- [GOAL]
All of the data below should be written out exactly.
=== SUPPLIED MATERIAL ===
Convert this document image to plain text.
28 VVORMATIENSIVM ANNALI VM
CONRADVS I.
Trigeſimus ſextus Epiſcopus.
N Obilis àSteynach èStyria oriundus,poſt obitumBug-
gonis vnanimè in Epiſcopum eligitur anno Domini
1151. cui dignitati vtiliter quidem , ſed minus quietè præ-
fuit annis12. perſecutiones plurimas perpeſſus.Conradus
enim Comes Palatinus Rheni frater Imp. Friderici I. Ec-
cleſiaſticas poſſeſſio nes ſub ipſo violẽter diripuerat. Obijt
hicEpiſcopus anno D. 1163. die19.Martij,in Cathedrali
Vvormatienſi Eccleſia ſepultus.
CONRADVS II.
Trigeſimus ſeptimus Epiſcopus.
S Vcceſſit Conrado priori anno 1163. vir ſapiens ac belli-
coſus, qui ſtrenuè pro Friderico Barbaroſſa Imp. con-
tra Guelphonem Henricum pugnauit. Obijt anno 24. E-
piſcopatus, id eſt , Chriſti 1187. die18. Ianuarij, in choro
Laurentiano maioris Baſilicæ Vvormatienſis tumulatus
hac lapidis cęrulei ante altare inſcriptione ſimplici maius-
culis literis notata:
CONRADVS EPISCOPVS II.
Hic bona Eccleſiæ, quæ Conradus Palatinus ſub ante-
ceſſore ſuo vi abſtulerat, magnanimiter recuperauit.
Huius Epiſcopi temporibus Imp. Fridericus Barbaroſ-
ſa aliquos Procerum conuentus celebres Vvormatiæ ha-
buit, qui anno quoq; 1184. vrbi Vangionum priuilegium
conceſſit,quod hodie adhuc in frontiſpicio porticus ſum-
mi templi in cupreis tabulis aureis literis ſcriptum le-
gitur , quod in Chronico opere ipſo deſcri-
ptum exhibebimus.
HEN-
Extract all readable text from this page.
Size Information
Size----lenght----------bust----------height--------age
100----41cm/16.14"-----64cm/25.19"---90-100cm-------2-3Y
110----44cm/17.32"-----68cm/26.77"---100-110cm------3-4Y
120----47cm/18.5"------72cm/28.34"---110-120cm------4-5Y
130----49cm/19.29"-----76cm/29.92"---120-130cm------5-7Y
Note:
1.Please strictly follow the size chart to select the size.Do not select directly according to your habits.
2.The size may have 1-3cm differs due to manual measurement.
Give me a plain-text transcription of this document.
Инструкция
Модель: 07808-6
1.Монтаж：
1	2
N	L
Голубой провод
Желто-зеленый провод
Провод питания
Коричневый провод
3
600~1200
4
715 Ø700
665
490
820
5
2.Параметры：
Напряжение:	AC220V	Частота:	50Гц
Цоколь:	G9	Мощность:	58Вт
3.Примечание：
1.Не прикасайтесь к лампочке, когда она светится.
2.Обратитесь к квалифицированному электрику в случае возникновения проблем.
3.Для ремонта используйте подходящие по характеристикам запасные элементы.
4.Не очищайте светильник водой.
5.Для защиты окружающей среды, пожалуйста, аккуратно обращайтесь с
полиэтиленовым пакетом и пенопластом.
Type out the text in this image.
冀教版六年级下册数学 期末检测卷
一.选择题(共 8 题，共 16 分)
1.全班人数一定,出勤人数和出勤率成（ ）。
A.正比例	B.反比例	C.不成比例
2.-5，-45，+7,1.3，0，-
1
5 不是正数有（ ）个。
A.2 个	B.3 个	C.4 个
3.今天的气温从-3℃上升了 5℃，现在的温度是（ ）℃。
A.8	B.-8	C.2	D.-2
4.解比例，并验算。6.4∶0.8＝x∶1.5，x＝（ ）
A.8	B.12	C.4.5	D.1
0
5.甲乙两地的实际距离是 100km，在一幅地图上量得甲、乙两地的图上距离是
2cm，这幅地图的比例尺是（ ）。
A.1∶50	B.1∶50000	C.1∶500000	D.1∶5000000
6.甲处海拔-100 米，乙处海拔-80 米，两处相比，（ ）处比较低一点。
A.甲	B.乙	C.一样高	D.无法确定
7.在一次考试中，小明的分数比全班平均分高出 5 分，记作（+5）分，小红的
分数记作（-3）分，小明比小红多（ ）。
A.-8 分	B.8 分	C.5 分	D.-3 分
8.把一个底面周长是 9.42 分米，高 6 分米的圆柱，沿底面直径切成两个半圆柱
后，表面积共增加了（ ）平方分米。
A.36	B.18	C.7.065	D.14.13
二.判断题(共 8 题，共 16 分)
===
- [OUTPUT FOR THIS EXERCISE]
Convert this document image to plain text.
28 VVORMATIENSIVM ANNALI VM
CONRADVS I.
Trigeſimus ſextus Epiſcopus.
N Obilis àSteynach èStyria oriundus,poſt obitumBug-
gonis vnanimè in Epiſcopum eligitur anno Domini
1151. cui dignitati vtiliter quidem , ſed minus quietè præ-
fuit annis12. perſecutiones plurimas perpeſſus.Conradus
enim Comes Palatinus Rheni frater Imp. Friderici I. Ec-
cleſiaſticas poſſeſſio nes ſub ipſo violẽter diripuerat. Obijt
hicEpiſcopus anno D. 1163. die19.Martij,in Cathedrali
Vvormatienſi Eccleſia ſepultus.
CONRADVS II.
Trigeſimus ſeptimus Epiſcopus.
S Vcceſſit Conrado priori anno 1163. vir ſapiens ac belli-
coſus, qui ſtrenuè pro Friderico Barbaroſſa Imp. con-
tra Guelphonem Henricum pugnauit. Obijt anno 24. E-
piſcopatus, id eſt , Chriſti 1187. die18. Ianuarij, in choro
Laurentiano maioris Baſilicæ Vvormatienſis tumulatus
hac lapidis cęrulei ante altare inſcriptione ſimplici maius-
culis literis notata:
CONRADVS EPISCOPVS II.
Hic bona Eccleſiæ, quæ Conradus Palatinus ſub ante-
ceſſore ſuo vi abſtulerat, magnanimiter recuperauit.
Huius Epiſcopi temporibus Imp. Fridericus Barbaroſ-
ſa aliquos Procerum conuentus celebres Vvormatiæ ha-
buit, qui anno quoq; 1184. vrbi Vangionum priuilegium
conceſſit,quod hodie adhuc in frontiſpicio porticus ſum-
mi templi in cupreis tabulis aureis literis ſcriptum le-
gitur , quod in Chronico opere ipſo deſcri-
ptum exhibebimus.
HEN-
Extract all readable text from this page.
Size Information
Size----lenght----------bust----------height--------age
100----41cm/16.14"-----64cm/25.19"---90-100cm-------2-3Y
110----44cm/17.32"-----68cm/26.77"---100-110cm------3-4Y
120----47cm/18.5"------72cm/28.34"---110-120cm------4-5Y
130----49cm/19.29"-----76cm/29.92"---120-130cm------5-7Y
Note:
1.Please strictly follow the size chart to select the size.Do not select directly according to your habits.
2.The size may have 1-3cm differs due to manual measurement.
Give me a plain-text transcription of this document.
Инструкция
Модель: 07808-6
1.Монтаж：
1	2
N	L
Голубой провод
Желто-зеленый провод
Провод питания
Коричневый провод
3
600~1200
4
715 Ø700
665
490
820
5
2.Параметры：
Напряжение:	AC220V	Частота:	50Гц
Цоколь:	G9	Мощность:	58Вт
3.Примечание：
1.Не прикасайтесь к лампочке, когда она светится.
2.Обратитесь к квалифицированному электрику в случае возникновения проблем.
3.Для ремонта используйте подходящие по характеристикам запасные элементы.
4.Не очищайте светильник водой.
5.Для защиты окружающей среды, пожалуйста, аккуратно обращайтесь с
полиэтиленовым пакетом и пенопластом.
Type out the text in this image.
冀教版六年级下册数学 期末检测卷
一.选择题(共 8 题，共 16 分)
1.全班人数一定,出勤人数和出勤率成（ ）。
A.正比例	B.反比例	C.不成比例
2.-5，-45，+7,1.3，0，-
1
5 不是正数有（ ）个。
A.2 个	B.3 个	C.4 个
3.今天的气温从-3℃上升了 5℃，现在的温度是（ ）℃。
A.8	B.-8	C.2	D.-2
4.解比例，并验算。6.4∶0.8＝x∶1.5，x＝（ ）
A.8	B.12	C.4.5	D.1
0
5.甲乙两地的实际距离是 100km，在一幅地图上量得甲、乙两地的图上距离是
2cm，这幅地图的比例尺是（ ）。
A.1∶50	B.1∶50000	C.1∶500000	D.1∶5000000
6.甲处海拔-100 米，乙处海拔-80 米，两处相比，（ ）处比较低一点。
A.甲	B.乙	C.一样高	D.无法确定
7.在一次考试中，小明的分数比全班平均分高出 5 分，记作（+5）分，小红的
分数记作（-3）分，小明比小红多（ ）。
A.-8 分	B.8 分	C.5 分	D.-3 分
8.把一个底面周长是 9.42 分米，高 6 分米的圆柱，沿底面直径切成两个半圆柱
后，表面积共增加了（ ）平方分米。
A.36	B.18	C.7.065	D.14.13
二.判断题(共 8 题，共 16 分)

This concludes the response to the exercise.